* **WHAT IS NEEDED**
Pick out each line containing the string "Edvard".

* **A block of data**
◇ ◇ ◇

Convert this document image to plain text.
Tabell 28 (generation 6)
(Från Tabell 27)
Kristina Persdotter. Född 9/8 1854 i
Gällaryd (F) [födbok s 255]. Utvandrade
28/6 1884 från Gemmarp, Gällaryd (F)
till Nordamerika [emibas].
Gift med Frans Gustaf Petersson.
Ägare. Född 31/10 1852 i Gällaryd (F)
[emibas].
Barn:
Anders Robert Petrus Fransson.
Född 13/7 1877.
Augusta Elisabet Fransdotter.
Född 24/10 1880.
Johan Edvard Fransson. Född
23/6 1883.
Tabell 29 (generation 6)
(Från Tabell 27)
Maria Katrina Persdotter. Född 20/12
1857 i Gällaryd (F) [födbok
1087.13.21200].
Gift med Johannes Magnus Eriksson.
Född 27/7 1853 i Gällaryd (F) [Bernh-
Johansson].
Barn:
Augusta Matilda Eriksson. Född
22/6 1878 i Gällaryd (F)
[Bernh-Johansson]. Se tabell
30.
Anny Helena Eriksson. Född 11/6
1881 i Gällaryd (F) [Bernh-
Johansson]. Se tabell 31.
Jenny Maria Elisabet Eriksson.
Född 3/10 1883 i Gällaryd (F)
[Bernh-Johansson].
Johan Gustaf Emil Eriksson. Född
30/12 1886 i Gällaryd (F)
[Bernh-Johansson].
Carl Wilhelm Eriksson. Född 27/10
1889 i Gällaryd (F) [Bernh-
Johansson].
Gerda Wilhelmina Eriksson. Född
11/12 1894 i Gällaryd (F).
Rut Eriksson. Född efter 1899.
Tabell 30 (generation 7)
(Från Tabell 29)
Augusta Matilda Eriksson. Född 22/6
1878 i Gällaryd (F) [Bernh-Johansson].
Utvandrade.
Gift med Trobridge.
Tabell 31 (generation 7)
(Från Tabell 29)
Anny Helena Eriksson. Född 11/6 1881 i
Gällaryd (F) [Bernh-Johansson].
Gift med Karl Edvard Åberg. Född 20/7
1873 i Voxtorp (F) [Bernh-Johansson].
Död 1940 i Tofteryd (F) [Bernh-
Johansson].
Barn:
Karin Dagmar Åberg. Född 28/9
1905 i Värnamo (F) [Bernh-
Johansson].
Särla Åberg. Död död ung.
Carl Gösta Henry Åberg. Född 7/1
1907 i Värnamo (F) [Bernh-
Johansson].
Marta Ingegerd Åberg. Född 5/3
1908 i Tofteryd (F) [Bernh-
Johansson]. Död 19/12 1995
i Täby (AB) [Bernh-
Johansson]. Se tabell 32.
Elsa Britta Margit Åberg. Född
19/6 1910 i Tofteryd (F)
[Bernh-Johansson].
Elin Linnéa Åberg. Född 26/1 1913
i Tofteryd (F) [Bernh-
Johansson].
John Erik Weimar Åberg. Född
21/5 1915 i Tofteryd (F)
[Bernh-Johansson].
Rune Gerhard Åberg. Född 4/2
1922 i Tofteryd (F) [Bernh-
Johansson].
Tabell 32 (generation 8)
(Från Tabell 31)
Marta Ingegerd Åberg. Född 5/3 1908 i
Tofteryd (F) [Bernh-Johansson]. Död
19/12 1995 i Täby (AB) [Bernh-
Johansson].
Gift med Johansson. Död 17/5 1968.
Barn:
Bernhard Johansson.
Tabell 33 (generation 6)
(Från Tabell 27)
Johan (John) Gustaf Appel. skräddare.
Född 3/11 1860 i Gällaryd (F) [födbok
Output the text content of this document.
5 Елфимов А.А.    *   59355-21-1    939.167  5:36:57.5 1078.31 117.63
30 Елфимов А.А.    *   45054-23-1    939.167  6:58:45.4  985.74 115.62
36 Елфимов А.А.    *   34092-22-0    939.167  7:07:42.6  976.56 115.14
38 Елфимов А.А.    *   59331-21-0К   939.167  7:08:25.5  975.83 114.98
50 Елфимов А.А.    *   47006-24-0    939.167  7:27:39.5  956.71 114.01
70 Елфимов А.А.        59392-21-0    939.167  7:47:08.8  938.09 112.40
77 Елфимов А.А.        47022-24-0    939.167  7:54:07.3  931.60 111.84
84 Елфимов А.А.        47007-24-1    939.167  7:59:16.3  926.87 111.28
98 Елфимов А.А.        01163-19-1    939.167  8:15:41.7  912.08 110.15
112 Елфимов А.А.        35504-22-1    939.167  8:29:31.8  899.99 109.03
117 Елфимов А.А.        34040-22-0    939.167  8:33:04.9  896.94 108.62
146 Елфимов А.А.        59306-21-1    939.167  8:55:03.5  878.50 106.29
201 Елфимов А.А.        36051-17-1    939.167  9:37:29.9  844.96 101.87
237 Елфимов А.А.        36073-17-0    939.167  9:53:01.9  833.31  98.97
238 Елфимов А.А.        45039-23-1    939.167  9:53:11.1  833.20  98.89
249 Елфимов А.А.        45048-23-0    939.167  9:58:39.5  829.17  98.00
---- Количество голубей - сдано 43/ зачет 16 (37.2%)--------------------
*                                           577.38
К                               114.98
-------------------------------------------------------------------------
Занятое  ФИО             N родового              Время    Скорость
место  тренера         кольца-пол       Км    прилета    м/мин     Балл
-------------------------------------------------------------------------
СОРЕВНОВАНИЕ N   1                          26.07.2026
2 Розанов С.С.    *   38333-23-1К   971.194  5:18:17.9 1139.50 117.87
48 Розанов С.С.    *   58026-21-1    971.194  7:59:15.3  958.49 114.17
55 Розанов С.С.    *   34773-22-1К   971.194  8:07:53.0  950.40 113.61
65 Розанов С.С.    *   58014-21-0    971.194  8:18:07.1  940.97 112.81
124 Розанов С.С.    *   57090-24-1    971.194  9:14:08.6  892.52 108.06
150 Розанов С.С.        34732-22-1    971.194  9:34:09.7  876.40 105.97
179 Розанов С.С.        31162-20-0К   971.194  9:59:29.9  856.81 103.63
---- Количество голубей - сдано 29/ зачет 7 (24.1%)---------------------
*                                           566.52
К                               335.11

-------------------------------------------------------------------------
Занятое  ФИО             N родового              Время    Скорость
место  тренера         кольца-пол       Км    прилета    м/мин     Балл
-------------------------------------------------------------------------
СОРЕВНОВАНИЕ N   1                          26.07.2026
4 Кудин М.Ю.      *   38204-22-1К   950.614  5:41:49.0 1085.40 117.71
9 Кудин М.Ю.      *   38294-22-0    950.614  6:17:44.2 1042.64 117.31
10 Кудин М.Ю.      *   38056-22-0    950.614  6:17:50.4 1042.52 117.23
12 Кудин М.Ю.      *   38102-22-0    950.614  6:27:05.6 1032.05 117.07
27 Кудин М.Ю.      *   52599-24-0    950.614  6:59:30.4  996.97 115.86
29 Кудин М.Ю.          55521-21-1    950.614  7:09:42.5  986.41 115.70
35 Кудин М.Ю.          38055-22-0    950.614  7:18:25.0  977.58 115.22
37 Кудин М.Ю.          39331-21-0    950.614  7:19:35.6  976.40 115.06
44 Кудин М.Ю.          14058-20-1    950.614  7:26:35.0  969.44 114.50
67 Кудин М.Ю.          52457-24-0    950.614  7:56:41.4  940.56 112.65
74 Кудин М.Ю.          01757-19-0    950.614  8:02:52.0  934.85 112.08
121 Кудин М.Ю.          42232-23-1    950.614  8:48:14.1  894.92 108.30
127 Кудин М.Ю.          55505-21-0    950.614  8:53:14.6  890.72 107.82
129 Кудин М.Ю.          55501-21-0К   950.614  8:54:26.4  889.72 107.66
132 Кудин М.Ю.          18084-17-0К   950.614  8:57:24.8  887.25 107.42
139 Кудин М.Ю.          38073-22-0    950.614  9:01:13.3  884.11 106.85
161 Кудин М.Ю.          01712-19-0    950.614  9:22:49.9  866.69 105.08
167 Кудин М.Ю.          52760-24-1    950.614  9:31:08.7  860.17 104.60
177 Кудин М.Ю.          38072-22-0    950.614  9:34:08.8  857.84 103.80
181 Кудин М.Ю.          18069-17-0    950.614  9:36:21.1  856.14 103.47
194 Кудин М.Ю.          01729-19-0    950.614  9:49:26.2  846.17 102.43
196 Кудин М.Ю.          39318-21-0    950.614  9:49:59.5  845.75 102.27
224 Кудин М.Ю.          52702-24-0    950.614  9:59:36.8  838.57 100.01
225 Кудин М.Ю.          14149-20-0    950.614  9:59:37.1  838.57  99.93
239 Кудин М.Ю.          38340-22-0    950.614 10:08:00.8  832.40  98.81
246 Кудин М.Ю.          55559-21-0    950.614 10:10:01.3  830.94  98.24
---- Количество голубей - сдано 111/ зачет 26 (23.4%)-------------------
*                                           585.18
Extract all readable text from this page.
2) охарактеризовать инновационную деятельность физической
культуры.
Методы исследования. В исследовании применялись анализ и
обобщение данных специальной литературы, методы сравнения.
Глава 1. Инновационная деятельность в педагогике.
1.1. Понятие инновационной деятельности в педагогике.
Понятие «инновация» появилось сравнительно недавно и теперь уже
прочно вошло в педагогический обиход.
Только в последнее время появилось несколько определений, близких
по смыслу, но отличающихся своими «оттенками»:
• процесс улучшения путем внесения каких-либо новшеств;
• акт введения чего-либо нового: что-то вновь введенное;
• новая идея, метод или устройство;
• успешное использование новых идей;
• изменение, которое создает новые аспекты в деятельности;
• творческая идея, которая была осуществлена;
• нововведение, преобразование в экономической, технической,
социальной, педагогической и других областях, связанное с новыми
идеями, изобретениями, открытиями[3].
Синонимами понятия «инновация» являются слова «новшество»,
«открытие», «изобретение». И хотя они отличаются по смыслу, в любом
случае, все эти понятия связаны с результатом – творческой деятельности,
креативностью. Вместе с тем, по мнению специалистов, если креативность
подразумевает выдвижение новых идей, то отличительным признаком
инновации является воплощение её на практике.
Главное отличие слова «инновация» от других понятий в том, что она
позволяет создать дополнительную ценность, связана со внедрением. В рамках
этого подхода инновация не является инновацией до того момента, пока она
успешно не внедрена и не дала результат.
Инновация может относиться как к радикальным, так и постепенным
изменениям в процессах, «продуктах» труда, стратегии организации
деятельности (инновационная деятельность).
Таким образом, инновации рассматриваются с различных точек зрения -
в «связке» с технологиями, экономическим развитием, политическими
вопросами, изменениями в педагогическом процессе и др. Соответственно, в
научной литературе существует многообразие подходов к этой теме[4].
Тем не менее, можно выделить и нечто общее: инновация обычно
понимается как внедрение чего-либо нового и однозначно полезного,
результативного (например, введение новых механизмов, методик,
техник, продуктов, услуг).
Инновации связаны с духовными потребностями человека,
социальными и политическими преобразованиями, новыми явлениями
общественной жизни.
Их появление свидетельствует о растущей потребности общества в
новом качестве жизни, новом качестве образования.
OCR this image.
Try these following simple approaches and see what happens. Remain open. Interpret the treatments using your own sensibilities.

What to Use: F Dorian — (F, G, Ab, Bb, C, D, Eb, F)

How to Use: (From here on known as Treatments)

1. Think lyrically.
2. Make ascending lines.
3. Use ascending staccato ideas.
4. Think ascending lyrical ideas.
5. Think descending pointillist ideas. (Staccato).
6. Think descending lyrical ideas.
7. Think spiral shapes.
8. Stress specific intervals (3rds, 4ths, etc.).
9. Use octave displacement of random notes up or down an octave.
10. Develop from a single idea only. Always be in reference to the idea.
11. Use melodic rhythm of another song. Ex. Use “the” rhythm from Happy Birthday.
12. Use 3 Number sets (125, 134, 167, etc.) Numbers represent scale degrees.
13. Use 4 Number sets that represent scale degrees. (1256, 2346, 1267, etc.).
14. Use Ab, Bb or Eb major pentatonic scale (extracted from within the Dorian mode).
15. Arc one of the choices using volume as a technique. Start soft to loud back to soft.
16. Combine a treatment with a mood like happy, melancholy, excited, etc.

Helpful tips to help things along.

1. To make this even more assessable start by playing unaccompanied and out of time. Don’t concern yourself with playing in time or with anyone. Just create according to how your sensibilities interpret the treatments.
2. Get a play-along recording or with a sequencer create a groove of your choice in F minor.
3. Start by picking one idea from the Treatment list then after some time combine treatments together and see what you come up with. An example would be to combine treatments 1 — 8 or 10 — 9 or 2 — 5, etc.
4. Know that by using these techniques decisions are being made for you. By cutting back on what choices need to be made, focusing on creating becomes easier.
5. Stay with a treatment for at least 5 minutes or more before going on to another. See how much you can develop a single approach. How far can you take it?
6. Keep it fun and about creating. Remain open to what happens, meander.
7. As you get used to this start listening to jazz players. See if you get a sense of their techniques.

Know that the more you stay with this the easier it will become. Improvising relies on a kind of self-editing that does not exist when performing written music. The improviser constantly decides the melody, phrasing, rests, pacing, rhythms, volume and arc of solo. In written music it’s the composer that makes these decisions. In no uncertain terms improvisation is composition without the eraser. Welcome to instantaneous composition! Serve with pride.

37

◇ ◇ ◇

* **EXERCISE OUTPUT**
Johan Edvard Fransson. Född
Gift med Karl Edvard Åberg. Född 20/7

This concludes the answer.